(ACTIONS DEMANDÉES)
A) Dans le texte sur le Conseil de l'Europe, par quelle formule le Sommet de Vienne a-t-il défini le rôle de ce Conseil ?
B) Reprenez le passage du texte sur le Conseil de l'Europe allant de « Le Sommet de Vienne a » à « maison commune européenne. », en remplaçant « stabilité » par « paix ».

(TEXTE FOURNI)
Je voudrais vous assurer de la grande estime que j’ai pour l’Assemblée parlementaire du Conseil de l’Europe et le rôle qu’elle joue au sein du Conseil de l’Europe. Elle représente en effet une tribune irremplaçable pour les échanges de vues, les discussions et les actions collectives des parlementaires de tous les pays européens, un laboratoire unique pour les idées nouvelles. En outre – et cela n’est pas moins important – l’Assemblée parlementaire est devenue pour les députés de nos pays en mutation une véritable école de parlementaires, une école de démocratie. En tant qu’école de démocratie, le Conseil de l’Europe lui-même occupe une place d’honneur dans la doctrine bulgare des affaires étrangères. Nous tenons à prendre part à l’effort général accompli en vue de construire un espace juridique européen unique dont les principes sous-jacents seraient la démocratie et l’Etat de droit, et où les droits et libertés essentiels de tous les citoyens seraient garantis, y compris le droit d’être différent, le droit à la diversité culturelle.

Le Sommet de Vienne a défini par la formule «sécurité démocratique» le rôle que le Conseil de l’Europe devait jouer dans la nouvelle donne de l’unification européenne à la veille du XXIe siècle. Pour réaliser cette sécurité démocratique, il faut élaborer des formes stables de gouvernement démocratique dans tous les Etats d’Europe, garantir les droits de l’homme et les libertés fondamentales, et protéger les droits et libertés de tous les citoyens, quelle que soit leur identité ethnique et religieuse. C’est là un élément déterminant de la série de garanties à mettre en place pour assurer la sécurité et la stabilité de notre maison commune européenne.

Le Conseil a rempli le mandat que lui avait attribué le Sommet de Vienne. Aujourd’hui, pourtant, à l’aube du troisième millénaire, le moment est venu d’aller encore plus loin. Pour le Conseil de l’Europe, le processus d’élargissement est sur le point de s’achever. Tel ne sera cependant le cas que lorsqu’une culture démocratique active se sera fermement ancrée dans l’Europe tout entière. Cela nécessitera non seulement des institutions démocratiques efficaces, mais aussi un changement profond et irréversible des mentalités, c’est-à-dire – en d’autres termes – que la démocratie devienne l’état d’esprit et le mode de comportement de chaque citoyen!

(EXTRAIT DE DONNÉES)
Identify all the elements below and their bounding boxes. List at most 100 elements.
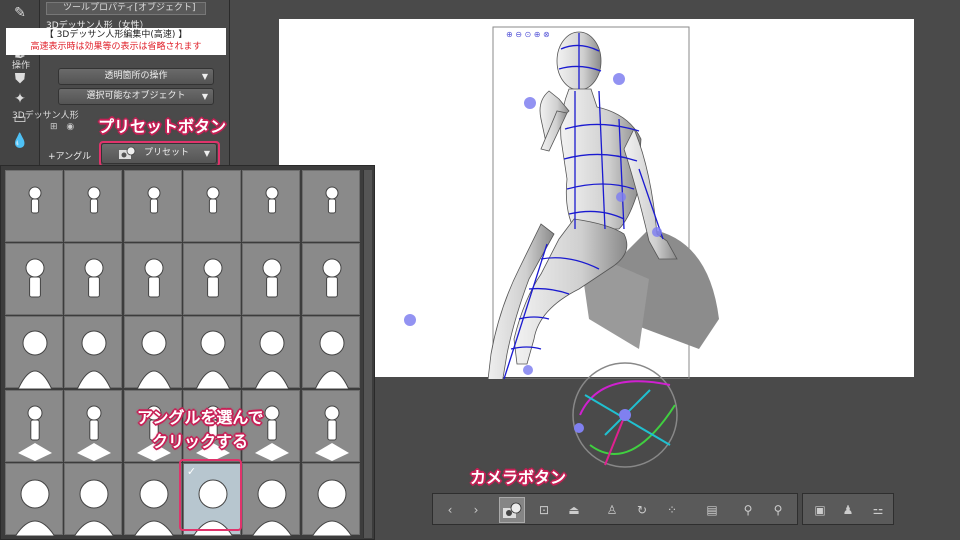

(RÉPONSES ATTENDUES)
A) Par la formule « sécurité démocratique ».

B)
Le Sommet de Vienne a défini par la formule «sécurité démocratique» le rôle que le Conseil de l’Europe devait jouer dans la nouvelle donne de l’unification européenne à la veille du XXIe siècle. Pour réaliser cette sécurité démocratique, il faut élaborer des formes stables de gouvernement démocratique dans tous les Etats d’Europe, garantir les droits de l’homme et les libertés fondamentales, et protéger les droits et libertés de tous les citoyens, quelle que soit leur identité ethnique et religieuse. C’est là un élément déterminant de la série de garanties à mettre en place pour assurer la sécurité et la paix de notre maison commune européenne.